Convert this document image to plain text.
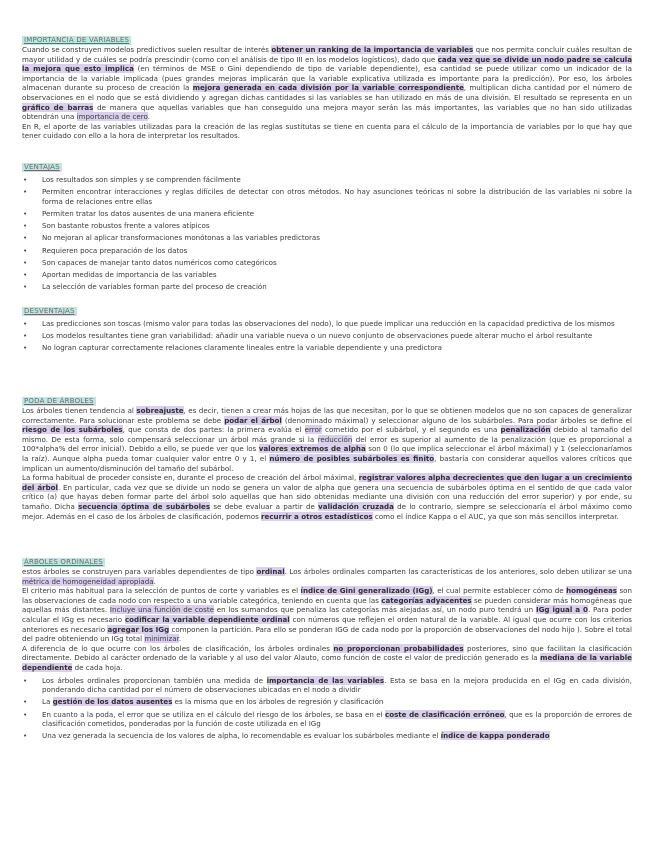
IMPORTANCIA DE VARIABLES

Cuando se construyen modelos predictivos suelen resultar de interés obtener un ranking de la importancia de variables que nos permita concluir cuáles resultan de mayor utilidad y de cuáles se podría prescindir (como con el análisis de tipo III en los modelos logísticos), dado que cada vez que se divide un nodo padre se calcula la mejora que esto implica (en términos de MSE o Gini dependiendo de tipo de variable dependiente), esa cantidad se puede utilizar como un indicador de la importancia de la variable implicada (pues grandes mejoras implicarán que la variable explicativa utilizada es importante para la predicción). Por eso, los árboles almacenan durante su proceso de creación la mejora generada en cada división por la variable correspondiente, multiplican dicha cantidad por el número de observaciones en el nodo que se está dividiendo y agregan dichas cantidades si las variables se han utilizado en más de una división. El resultado se representa en un gráfico de barras de manera que aquellas variables que han conseguido una mejora mayor serán las más importantes, las variables que no han sido utilizadas obtendrán una importancia de cero.

En R, el aporte de las variables utilizadas para la creación de las reglas sustitutas se tiene en cuenta para el cálculo de la importancia de variables por lo que hay que tener cuidado con ello a la hora de interpretar los resultados.

VENTAJAS
• Los resultados son simples y se comprenden fácilmente
• Permiten encontrar interacciones y reglas difíciles de detectar con otros métodos. No hay asunciones teóricas ni sobre la distribución de las variables ni sobre la forma de relaciones entre ellas
• Permiten tratar los datos ausentes de una manera eficiente
• Son bastante robustos frente a valores atípicos
• No mejoran al aplicar transformaciones monótonas a las variables predictoras
• Requieren poca preparación de los datos
• Son capaces de manejar tanto datos numéricos como categóricos
• Aportan medidas de importancia de las variables
• La selección de variables forman parte del proceso de creación
DESVENTAJAS
• Las predicciones son toscas (mismo valor para todas las observaciones del nodo), lo que puede implicar una reducción en la capacidad predictiva de los mismos
• Los modelos resultantes tiene gran variabilidad: añadir una variable nueva o un nuevo conjunto de observaciones puede alterar mucho el árbol resultante
• No logran capturar correctamente relaciones claramente lineales entre la variable dependiente y una predictora
PODA DE ÁRBOLES

Los árboles tienen tendencia al sobreajuste, es decir, tienen a crear más hojas de las que necesitan, por lo que se obtienen modelos que no son capaces de generalizar correctamente. Para solucionar este problema se debe podar el árbol (denominado máximal) y seleccionar alguno de los subárboles. Para podar árboles se define el riesgo de los subárboles, que consta de dos partes: la primera evalúa el error cometido por el subárbol, y el segundo es una penalización debido al tamaño del mismo. De esta forma, solo compensará seleccionar un árbol más grande si la reducción del error es superior al aumento de la penalización (que es proporcional a 100*alpha% del error inicial). Debido a ello, se puede ver que los valores extremos de alpha son 0 (lo que implica seleccionar el árbol máximal) y 1 (seleccionaríamos la raíz). Aunque alpha pueda tomar cualquier valor entre 0 y 1, el número de posibles subárboles es finito, bastaría con considerar aquellos valores críticos que implican un aumento/disminución del tamaño del subárbol.

La forma habitual de proceder consiste en, durante el proceso de creación del árbol máximal, registrar valores alpha decrecientes que den lugar a un crecimiento del árbol. En particular, cada vez que se divide un nodo se genera un valor de alpha que genera una secuencia de subárboles óptima en el sentido de que cada valor crítico (a) que hayas deben formar parte del árbol solo aquellas que han sido obtenidas mediante una división con una reducción del error superior) y por ende, su tamaño. Dicha secuencia óptima de subárboles se debe evaluar a partir de validación cruzada de lo contrario, siempre se seleccionaría el árbol máximo como mejor. Además en el caso de los árboles de clasificación, podemos recurrir a otros estadísticos como el índice Kappa o el AUC, ya que son más sencillos interpretar.

ÁRBOLES ORDINALES

estos árboles se construyen para variables dependientes de tipo ordinal. Los árboles ordinales comparten las características de los anteriores, solo deben utilizar se una métrica de homogeneidad apropiada.

El criterio más habitual para la selección de puntos de corte y variables es el índice de Gini generalizado (IGg), el cual permite establecer cómo de homogéneas son las observaciones de cada nodo con respecto a una variable categórica, teniendo en cuenta que las categorías adyacentes se pueden considerar más homogéneas que aquellas más distantes. Incluye una función de coste en los sumandos que penaliza las categorías más alejadas así, un nodo puro tendrá un IGg igual a 0. Para poder calcular el IGg es necesario codificar la variable dependiente ordinal con números que reflejen el orden natural de la variable. Al igual que ocurre con los criterios anteriores es necesario agregar los IGg componen la partición. Para ello se ponderan IGG de cada nodo por la proporción de observaciones del nodo hijo ). Sobre el total del padre obteniendo un IGg total minimizar.

A diferencia de lo que ocurre con los árboles de clasificación, los árboles ordinales no proporcionan probabilidades posteriores, sino que facilitan la clasificación directamente. Debido al carácter ordenado de la variable y al uso del valor Alauto, como función de coste el valor de predicción generado es la mediana de la variable dependiente de cada hoja.

• Los árboles ordinales proporcionan también una medida de importancia de las variables. Esta se basa en la mejora producida en el IGg en cada división, ponderando dicha cantidad por el número de observaciones ubicadas en el nodo a dividir
• La gestión de los datos ausentes es la misma que en los árboles de regresión y clasificación
• En cuanto a la poda, el error que se utiliza en el cálculo del riesgo de los árboles, se basa en el coste de clasificación erróneo, que es la proporción de errores de clasificación cometidos, ponderadas por la función de coste utilizada en el IGg
• Una vez generada la secuencia de los valores de alpha, lo recomendable es evaluar los subárboles mediante el índice de kappa ponderado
* * *
WHAT YOU NEED TO DO
Find the string "predicción" in the records, then copy each line where it occurs.

OUTPUT OF THE TASK
Cuando se construyen modelos predictivos suelen resultar de interés obtener un ranking de la importancia de variables que nos permita concluir cuáles resultan de mayor utilidad y de cuáles se podría prescindir (como con el análisis de tipo III en los modelos logísticos), dado que cada vez que se divide un nodo padre se calcula la mejora que esto implica (en términos de MSE o Gini dependiendo de tipo de variable dependiente), esa cantidad se puede utilizar como un indicador de la importancia de la variable implicada (pues grandes mejoras implicarán que la variable explicativa utilizada es importante para la predicción). Por eso, los árboles almacenan durante su proceso de creación la mejora generada en cada división por la variable correspondiente, multiplican dicha cantidad por el número de observaciones en el nodo que se está dividiendo y agregan dichas cantidades si las variables se han utilizado en más de una división. El resultado se representa en un gráfico de barras de manera que aquellas variables que han conseguido una mejora mayor serán las más importantes, las variables que no han sido utilizadas obtendrán una importancia de cero.
A diferencia de lo que ocurre con los árboles de clasificación, los árboles ordinales no proporcionan probabilidades posteriores, sino que facilitan la clasificación directamente. Debido al carácter ordenado de la variable y al uso del valor Alauto, como función de coste el valor de predicción generado es la mediana de la variable dependiente de cada hoja.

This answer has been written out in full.